Challenge =>
Copy each entry as it stands, leaving nothing out.

Entries supplied =>
━━━━━━━━━━
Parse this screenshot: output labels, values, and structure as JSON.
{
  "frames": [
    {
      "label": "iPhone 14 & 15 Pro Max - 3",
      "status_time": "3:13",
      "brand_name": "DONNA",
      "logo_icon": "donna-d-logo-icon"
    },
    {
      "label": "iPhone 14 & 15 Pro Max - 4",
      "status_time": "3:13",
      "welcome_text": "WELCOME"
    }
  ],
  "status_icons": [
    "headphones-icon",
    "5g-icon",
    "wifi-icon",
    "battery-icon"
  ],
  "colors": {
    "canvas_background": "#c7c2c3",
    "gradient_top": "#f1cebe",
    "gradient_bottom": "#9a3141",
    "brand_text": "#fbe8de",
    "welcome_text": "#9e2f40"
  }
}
━━━━━━━━━━
Expected answer =>
Parse this screenshot: output labels, values, and structure as JSON.
{
  "frames": [
    {
      "label": "iPhone 14 & 15 Pro Max - 3",
      "status_time": "3:13",
      "brand_name": "DONNA",
      "logo_icon": "donna-d-logo-icon"
    },
    {
      "label": "iPhone 14 & 15 Pro Max - 4",
      "status_time": "3:13",
      "welcome_text": "WELCOME"
    }
  ],
  "status_icons": [
    "headphones-icon",
    "5g-icon",
    "wifi-icon",
    "battery-icon"
  ],
  "colors": {
    "canvas_background": "#c7c2c3",
    "gradient_top": "#f1cebe",
    "gradient_bottom": "#9a3141",
    "brand_text": "#fbe8de",
    "welcome_text": "#9e2f40"
  }
}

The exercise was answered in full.